Data records:
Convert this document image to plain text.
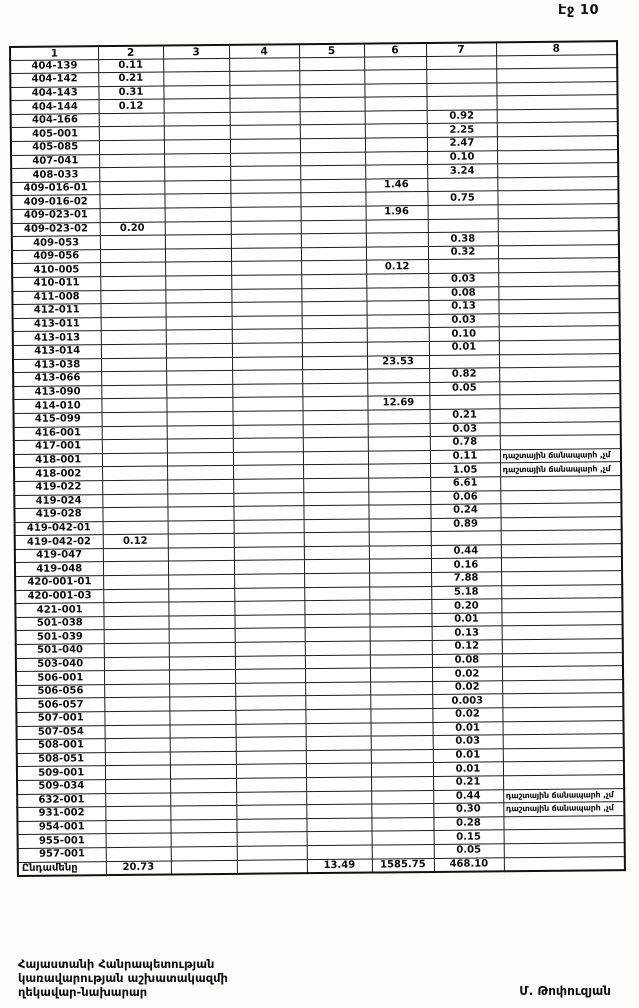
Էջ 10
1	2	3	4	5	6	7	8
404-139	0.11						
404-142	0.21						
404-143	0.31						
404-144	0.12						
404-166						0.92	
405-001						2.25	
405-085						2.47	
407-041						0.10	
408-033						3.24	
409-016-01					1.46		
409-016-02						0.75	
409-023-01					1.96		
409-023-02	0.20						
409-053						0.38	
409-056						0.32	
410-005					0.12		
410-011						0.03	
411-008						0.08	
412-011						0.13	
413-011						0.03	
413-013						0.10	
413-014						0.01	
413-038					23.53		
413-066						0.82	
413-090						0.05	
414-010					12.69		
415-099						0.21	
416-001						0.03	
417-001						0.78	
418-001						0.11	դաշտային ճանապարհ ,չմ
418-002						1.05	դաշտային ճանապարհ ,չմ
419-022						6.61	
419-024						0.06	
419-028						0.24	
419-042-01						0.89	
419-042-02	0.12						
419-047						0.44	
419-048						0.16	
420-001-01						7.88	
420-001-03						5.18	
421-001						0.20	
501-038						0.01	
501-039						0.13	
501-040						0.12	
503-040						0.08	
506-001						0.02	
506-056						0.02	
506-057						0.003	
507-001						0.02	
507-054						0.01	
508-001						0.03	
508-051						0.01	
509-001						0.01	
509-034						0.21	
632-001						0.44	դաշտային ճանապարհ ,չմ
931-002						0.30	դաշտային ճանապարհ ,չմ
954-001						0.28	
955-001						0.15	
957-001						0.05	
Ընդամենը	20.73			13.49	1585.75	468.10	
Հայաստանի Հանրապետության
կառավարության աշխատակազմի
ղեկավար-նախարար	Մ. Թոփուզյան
--
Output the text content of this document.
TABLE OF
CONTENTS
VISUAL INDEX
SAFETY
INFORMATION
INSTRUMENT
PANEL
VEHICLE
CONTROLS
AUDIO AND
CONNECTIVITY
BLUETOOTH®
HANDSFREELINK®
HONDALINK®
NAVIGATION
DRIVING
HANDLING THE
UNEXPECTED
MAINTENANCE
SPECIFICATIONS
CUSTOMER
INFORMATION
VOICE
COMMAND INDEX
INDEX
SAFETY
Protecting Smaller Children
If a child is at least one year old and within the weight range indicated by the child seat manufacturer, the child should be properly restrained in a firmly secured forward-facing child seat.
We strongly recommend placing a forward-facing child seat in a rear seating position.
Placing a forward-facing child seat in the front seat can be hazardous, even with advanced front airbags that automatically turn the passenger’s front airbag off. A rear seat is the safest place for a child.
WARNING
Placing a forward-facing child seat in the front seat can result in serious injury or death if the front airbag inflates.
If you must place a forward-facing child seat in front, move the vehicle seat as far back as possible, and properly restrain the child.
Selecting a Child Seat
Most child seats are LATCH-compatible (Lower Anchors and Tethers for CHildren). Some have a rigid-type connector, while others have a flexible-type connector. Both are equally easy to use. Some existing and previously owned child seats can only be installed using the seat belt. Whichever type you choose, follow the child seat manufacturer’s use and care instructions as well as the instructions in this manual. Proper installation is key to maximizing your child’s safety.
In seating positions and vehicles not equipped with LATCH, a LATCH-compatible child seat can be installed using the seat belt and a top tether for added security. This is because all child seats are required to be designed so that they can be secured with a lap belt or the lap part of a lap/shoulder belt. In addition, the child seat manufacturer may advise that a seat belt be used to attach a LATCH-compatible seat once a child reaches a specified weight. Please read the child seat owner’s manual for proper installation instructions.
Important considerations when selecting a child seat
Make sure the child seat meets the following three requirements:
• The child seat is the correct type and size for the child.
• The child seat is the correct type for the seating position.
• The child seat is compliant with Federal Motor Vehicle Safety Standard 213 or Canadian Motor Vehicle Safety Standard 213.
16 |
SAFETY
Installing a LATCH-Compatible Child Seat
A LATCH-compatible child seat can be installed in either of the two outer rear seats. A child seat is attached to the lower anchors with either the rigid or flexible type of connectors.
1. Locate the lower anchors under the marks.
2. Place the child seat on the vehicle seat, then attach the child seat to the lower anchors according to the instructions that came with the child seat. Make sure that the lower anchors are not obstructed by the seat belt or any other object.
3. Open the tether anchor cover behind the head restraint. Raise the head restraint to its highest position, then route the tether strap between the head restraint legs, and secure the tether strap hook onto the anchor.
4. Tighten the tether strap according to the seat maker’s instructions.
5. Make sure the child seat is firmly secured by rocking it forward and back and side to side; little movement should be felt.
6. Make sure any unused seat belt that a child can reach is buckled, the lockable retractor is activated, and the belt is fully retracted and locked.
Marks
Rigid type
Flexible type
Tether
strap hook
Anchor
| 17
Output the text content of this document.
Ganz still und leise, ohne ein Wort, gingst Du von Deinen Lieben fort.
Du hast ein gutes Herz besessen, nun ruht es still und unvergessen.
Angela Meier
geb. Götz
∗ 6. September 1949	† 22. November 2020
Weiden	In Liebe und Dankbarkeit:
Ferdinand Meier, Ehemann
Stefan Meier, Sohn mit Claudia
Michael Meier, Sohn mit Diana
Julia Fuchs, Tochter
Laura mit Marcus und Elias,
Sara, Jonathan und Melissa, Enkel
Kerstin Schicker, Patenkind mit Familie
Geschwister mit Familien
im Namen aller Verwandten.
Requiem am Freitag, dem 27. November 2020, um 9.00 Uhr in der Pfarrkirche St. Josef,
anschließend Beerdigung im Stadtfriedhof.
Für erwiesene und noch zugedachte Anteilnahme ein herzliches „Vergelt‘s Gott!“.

WRITTEN TASK ->
Find each line in the records holding the string "correct" and show it.

TASK OUTPUT ->
• The child seat is the correct type and size for the child.
• The child seat is the correct type for the seating position.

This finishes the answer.